Texte à lire:
*-*-*
Avec l’odia, Google Traduction et Microsoft Translator prennent désormais en charge 11 langues d'Inde chacun. Google a intégré un total de 109 langues parlées dans le monde, alors que Microsoft n’en compte que 73.

Cependant, les projets de traduction automatique en odia portés par des initiatives open source n'ont pas encore abouti.

Au moins un d’entre eux, MTEnglish2Odia,  [37]organisé au niveau communautaire, est en cours de mise au point : il consiste à entraîner un moteur de traduction automatique en collectant des unités de traduction à partir de sources existantes telles que le Wikipédia en odia [38] [or] et la production participative [39] (crowdsourcing) de contenu issue de contributions sur Twitter [40].

Viennent s’y ajouter des recherches [41] et des ressources [42] utiles pour les autres organisations qui souhaiteraient créer de tels moteurs.

La traduction automatique, un sujet politique

La technologie utilisée par Google Traduction et Microsoft Translator est complexe d’un point de vue social, juridique, éthique et civique.
*-*-*
Liste des enregistrements:
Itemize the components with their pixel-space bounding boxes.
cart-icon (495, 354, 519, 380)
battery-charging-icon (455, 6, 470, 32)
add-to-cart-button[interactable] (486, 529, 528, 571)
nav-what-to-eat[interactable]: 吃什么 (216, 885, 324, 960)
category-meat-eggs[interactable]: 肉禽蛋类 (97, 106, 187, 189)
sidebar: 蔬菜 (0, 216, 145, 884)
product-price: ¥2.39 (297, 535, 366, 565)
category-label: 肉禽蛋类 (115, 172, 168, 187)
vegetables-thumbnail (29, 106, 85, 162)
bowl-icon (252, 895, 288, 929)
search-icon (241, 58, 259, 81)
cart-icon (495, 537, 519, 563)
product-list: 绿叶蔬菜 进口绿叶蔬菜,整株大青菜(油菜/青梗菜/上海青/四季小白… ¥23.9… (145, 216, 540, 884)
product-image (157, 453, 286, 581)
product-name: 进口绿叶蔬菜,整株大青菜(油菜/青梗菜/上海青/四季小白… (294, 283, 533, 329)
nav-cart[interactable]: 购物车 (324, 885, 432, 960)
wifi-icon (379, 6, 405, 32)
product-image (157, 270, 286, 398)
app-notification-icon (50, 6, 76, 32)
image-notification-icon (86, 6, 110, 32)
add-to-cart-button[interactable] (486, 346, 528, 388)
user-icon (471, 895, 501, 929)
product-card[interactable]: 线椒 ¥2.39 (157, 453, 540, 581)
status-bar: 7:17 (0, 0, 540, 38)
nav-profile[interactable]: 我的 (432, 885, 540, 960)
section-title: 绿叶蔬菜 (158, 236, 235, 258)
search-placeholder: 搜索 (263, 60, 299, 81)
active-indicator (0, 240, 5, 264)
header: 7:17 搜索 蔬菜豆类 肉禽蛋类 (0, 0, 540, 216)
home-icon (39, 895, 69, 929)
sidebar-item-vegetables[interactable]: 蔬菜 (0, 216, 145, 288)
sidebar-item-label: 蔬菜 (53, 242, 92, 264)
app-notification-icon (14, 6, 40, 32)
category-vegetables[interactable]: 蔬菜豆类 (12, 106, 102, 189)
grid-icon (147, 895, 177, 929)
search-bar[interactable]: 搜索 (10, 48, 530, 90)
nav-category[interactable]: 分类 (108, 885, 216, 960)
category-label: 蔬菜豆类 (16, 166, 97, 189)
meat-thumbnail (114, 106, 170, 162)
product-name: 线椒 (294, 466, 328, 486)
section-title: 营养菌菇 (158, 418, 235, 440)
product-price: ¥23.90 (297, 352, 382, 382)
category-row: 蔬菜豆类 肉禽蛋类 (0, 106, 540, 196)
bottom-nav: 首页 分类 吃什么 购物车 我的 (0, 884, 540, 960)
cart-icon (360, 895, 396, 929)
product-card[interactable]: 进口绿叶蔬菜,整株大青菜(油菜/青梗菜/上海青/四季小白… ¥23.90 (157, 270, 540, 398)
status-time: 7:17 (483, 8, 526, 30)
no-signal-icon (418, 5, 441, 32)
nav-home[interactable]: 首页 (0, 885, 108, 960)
*-*-*
Tâche A:
Veuillez recopier sans aucune modification le passage du texte sur la traduction en odia qui va de « Avec l’odia, Google » jusqu'à « pas encore abouti. ».
Tâche B:
Selon le texte sur la traduction en odia, de quels points de vue la technologie de Google Traduction et Microsoft Translator est-elle complexe ? Énumérez-les tous.
Basez-vous seulement sur le texte, sans tenir compte des enregistrements.

Votre réponse A:
Avec l’odia, Google Traduction et Microsoft Translator prennent désormais en charge 11 langues d'Inde chacun. Google a intégré un total de 109 langues parlées dans le monde, alors que Microsoft n’en compte que 73.

Cependant, les projets de traduction automatique en odia portés par des initiatives open source n'ont pas encore abouti.

Votre réponse B:
social, juridique, éthique, civique